Work instructions:
Copy the data precisely, keeping every character.

Dataset listings of figures:
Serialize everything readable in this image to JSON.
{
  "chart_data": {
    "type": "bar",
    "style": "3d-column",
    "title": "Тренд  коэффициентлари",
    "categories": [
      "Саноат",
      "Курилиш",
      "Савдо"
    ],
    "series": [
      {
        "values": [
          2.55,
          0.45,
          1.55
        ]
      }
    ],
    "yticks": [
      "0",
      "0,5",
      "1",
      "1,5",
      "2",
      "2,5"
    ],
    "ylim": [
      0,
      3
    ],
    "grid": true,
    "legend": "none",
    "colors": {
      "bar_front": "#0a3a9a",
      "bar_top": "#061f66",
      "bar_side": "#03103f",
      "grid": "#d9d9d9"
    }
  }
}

Task answer:
Serialize everything readable in this image to JSON.
{
  "chart_data": {
    "type": "bar",
    "style": "3d-column",
    "title": "Тренд  коэффициентлари",
    "categories": [
      "Саноат",
      "Курилиш",
      "Савдо"
    ],
    "series": [
      {
        "values": [
          2.55,
          0.45,
          1.55
        ]
      }
    ],
    "yticks": [
      "0",
      "0,5",
      "1",
      "1,5",
      "2",
      "2,5"
    ],
    "ylim": [
      0,
      3
    ],
    "grid": true,
    "legend": "none",
    "colors": {
      "bar_front": "#0a3a9a",
      "bar_top": "#061f66",
      "bar_side": "#03103f",
      "grid": "#d9d9d9"
    }
  }
}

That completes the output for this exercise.